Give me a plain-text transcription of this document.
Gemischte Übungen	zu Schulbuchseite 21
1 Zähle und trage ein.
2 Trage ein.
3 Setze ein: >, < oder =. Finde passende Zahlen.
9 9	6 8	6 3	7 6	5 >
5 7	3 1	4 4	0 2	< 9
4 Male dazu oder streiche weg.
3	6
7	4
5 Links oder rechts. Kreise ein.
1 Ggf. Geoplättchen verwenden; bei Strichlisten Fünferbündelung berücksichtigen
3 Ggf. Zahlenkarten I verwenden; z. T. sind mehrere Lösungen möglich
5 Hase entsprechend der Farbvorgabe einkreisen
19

--

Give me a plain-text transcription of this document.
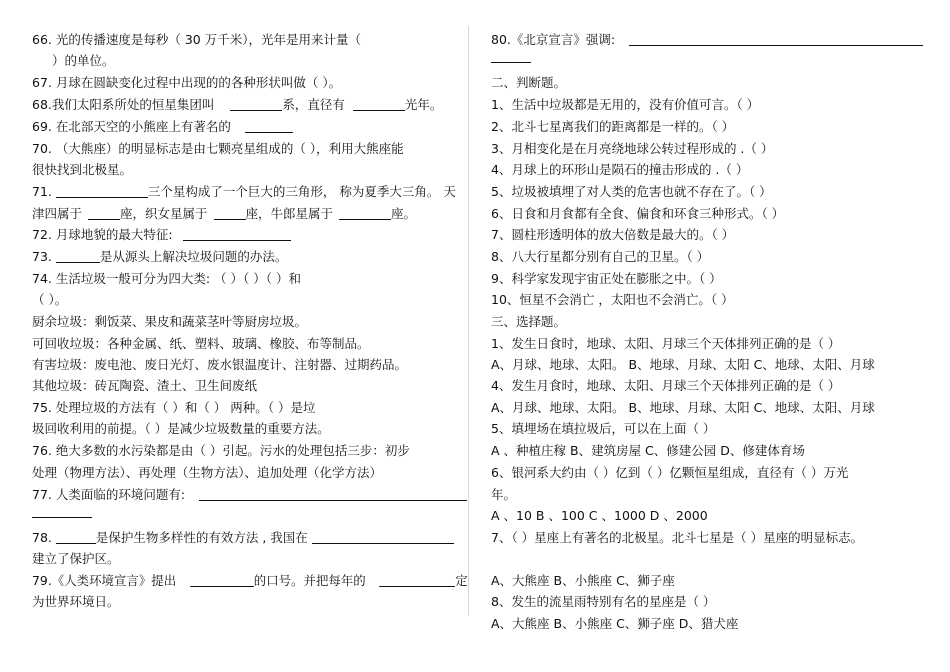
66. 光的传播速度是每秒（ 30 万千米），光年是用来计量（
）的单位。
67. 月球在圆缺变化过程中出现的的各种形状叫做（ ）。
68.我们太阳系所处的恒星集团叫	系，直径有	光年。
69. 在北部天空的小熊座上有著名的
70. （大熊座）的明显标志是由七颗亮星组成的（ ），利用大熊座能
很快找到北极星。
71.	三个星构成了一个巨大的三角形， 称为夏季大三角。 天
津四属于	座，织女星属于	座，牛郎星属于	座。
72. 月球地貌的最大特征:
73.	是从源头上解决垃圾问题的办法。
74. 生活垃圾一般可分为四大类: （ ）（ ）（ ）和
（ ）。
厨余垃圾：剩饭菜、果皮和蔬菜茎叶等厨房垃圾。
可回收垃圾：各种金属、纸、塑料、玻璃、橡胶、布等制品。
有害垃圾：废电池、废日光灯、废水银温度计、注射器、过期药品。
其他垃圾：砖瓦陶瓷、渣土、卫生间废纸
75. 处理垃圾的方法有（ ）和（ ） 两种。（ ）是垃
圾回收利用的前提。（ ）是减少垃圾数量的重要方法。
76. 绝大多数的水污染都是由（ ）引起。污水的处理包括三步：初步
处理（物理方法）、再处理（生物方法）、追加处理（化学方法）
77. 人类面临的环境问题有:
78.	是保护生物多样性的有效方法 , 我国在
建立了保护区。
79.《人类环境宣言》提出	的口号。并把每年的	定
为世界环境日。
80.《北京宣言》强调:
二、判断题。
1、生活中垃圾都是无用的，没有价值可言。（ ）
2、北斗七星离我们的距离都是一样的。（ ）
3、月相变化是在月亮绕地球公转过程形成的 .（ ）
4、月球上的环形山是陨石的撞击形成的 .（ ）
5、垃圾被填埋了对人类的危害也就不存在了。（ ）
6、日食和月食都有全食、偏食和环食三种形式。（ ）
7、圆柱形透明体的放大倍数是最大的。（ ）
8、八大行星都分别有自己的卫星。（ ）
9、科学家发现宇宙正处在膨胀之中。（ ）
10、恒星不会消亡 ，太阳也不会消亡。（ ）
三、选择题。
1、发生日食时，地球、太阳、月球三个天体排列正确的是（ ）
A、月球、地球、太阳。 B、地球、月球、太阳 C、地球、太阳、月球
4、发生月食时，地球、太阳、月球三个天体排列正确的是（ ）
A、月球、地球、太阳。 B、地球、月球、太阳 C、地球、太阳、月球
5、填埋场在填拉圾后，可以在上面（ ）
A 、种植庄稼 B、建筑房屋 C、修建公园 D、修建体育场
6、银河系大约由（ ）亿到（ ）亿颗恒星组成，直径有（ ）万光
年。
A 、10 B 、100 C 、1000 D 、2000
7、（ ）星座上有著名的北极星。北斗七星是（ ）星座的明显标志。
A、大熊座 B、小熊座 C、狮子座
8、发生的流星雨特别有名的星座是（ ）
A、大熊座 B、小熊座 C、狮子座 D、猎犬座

_REQUIRED TASK:_
Select and copy every line from the records that includes the word "oder".

_THE SOLUTION:_
3 Setze ein: >, < oder =. Finde passende Zahlen.
4 Male dazu oder streiche weg.
5 Links oder rechts. Kreise ein.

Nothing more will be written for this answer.